**TAREFA CURTA A:** No texto sobre Quinca das Mulas, com quem ele brigava frequentemente?

**TEXTO FORNECIDO:**
============

Anais do 1º Colóquio Internacional de Texto e Discurso - CITeD - page 663

Em sua nova vida, ele se torna querido pelos malandros do local, como o cabo Martim,
Curió, Negro Pastinha, Pé-de-Vento, e também por Quitéria do Olho Arregalado, moradora de
um prostíbulo da Ladeira de São Miguel. A teimosia desregrada da personagem de Jorge
Amado é o mote que perpassa a composição moral de Quinca das Mulas. Vale lembrar o
chavão popular que caracteriza sua personalidade: “teimoso feito uma mula”, assimilado e
aproveitado rizomaticamente por Deus na narrativa ubaldiana. Nela o narrador nos informa
que das Mulas poderia ter se mantido rico, tal como Berro Dágua, mas doou todos os seus
bens, “sendo estas boas pessoas dele todas desqualificadas” (RIBEIRO, 1981, p. 160);
corrobora-nos também ser ele desaforado, bebedor assíduo de cana, que vivia rindo e convicto
de sua posição atéia, o que freqüentemente ocasionava brigas entre ele e o padre Manuel.
Nessas últimas características já é possível entrevermos uma inversão dos valores tipicamente
esperados para alguém que almeje se tornar santo (a partir de uma visão claramente
cristalizada da ética cristã), mas bastante propícias para a cosmovisão carnavalesca, de que
versa Bakhtin em
Problemas da poética de Dostoiévski
(2002).

============

**DADOS EXTRAÍDOS:**
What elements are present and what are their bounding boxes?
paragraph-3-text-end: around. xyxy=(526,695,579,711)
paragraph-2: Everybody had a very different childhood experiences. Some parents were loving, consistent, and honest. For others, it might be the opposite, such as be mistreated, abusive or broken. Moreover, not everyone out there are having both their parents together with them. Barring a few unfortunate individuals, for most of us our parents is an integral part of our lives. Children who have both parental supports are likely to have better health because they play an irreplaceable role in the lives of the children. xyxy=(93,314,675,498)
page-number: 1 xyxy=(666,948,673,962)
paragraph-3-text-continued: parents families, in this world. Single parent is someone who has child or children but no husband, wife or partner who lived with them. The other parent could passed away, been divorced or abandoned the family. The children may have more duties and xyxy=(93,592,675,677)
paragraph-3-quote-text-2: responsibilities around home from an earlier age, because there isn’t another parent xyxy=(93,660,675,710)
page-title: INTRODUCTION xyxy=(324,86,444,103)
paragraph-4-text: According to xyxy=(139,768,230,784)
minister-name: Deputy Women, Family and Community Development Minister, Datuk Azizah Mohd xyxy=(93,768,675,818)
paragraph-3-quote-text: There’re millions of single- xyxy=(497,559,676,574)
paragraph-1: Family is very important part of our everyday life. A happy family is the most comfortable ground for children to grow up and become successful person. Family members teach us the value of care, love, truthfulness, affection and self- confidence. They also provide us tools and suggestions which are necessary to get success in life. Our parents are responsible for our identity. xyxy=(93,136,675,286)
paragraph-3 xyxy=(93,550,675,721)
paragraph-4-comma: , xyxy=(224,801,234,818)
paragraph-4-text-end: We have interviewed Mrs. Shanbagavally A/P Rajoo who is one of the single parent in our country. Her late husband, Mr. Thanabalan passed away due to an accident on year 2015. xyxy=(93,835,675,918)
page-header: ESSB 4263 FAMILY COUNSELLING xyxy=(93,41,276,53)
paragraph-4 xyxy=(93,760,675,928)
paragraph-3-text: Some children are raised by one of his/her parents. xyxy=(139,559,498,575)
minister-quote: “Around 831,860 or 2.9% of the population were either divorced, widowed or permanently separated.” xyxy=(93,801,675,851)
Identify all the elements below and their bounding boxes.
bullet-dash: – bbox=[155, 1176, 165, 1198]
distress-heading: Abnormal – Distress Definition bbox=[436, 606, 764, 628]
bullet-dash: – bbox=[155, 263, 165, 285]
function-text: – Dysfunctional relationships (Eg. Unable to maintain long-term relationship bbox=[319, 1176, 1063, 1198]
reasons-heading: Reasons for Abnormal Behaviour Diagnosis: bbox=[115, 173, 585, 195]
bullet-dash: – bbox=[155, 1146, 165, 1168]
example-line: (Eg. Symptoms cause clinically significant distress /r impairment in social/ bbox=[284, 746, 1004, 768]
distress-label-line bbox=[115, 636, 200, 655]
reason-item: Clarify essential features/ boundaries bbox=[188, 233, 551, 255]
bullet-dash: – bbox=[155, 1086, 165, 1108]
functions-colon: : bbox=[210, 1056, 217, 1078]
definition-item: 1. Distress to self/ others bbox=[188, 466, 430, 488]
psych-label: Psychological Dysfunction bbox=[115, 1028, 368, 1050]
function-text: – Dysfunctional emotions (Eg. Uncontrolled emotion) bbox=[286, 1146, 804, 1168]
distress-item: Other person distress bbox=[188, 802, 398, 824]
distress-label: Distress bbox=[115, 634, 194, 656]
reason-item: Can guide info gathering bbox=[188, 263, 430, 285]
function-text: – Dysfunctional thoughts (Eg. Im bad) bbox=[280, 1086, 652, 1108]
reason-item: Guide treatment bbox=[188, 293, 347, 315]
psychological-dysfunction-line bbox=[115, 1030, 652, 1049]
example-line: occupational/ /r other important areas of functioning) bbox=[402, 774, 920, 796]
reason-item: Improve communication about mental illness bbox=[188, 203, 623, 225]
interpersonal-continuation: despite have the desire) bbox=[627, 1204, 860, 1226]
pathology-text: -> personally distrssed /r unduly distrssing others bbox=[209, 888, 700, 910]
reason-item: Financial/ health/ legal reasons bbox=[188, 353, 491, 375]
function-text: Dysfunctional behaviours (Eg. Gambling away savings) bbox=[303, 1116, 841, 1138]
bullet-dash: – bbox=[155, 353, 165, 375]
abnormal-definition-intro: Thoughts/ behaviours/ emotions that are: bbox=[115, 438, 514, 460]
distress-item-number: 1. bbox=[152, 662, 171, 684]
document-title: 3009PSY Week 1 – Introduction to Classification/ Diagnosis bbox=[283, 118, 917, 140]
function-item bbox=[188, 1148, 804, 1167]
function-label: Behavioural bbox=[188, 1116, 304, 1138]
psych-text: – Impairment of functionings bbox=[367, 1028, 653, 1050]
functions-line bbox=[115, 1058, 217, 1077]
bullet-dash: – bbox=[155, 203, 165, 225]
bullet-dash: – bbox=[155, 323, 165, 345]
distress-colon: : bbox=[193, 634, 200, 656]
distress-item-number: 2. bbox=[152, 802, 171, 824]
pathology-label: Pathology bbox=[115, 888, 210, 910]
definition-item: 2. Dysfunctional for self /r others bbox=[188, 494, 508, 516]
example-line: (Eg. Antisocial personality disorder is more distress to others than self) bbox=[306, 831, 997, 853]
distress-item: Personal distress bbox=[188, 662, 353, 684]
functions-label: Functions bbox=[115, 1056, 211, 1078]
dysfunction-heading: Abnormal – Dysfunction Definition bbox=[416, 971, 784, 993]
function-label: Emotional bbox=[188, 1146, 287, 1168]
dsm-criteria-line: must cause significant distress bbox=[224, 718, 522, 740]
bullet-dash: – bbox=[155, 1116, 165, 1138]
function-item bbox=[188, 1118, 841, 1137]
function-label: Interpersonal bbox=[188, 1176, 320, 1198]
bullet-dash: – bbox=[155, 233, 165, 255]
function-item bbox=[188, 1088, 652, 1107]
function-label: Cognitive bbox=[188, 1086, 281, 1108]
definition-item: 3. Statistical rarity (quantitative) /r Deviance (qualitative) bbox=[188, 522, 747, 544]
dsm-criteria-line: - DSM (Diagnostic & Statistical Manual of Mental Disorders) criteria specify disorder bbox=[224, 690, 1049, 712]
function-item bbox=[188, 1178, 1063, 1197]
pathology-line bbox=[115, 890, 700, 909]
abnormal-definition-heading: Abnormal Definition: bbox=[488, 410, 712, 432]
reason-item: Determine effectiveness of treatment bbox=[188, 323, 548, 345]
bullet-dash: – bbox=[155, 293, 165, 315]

============

**TAREFA CURTA B:** Por favor, reproduza as linhas dos registros desde o início até a linha que contém "paragraph-3-text-end: around. xyxy=(526,695,579,711)", substituindo "present" por "visible" e deixando todo o resto igual.

**SOLUÇÃO DO EXERCÍCIO A:** Com o padre Manuel.

**SOLUÇÃO DO EXERCÍCIO B:**
What elements are visible and what are their bounding boxes?
paragraph-3-text-end: around. xyxy=(526,695,579,711)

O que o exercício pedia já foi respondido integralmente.